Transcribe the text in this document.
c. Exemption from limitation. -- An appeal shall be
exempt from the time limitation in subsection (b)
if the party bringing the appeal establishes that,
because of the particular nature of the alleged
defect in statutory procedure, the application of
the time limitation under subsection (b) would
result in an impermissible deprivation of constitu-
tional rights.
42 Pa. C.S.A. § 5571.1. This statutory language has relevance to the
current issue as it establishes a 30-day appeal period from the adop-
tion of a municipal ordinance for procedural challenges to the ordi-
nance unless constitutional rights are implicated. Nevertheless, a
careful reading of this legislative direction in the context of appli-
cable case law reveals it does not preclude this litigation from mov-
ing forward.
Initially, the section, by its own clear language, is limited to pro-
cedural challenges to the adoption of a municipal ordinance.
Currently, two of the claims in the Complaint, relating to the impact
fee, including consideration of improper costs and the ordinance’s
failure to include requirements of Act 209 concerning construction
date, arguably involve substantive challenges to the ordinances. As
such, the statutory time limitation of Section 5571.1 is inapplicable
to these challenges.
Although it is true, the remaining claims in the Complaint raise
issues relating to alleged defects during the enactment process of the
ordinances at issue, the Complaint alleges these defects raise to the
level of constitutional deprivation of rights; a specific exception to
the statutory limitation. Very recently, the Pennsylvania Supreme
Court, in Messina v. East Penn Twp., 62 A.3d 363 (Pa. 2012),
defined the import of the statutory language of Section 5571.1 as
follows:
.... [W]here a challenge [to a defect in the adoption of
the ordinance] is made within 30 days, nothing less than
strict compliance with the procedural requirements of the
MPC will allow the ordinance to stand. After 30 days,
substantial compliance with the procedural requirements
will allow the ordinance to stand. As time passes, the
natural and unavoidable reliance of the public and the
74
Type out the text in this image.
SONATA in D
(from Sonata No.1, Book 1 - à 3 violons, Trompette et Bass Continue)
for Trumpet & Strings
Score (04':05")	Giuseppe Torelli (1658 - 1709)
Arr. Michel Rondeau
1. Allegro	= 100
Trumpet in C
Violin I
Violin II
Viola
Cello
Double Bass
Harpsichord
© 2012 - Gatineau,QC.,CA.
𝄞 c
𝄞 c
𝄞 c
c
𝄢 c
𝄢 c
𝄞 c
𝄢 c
-- -- --
Return only the count of lines in the records that hold the word "deprivation".

2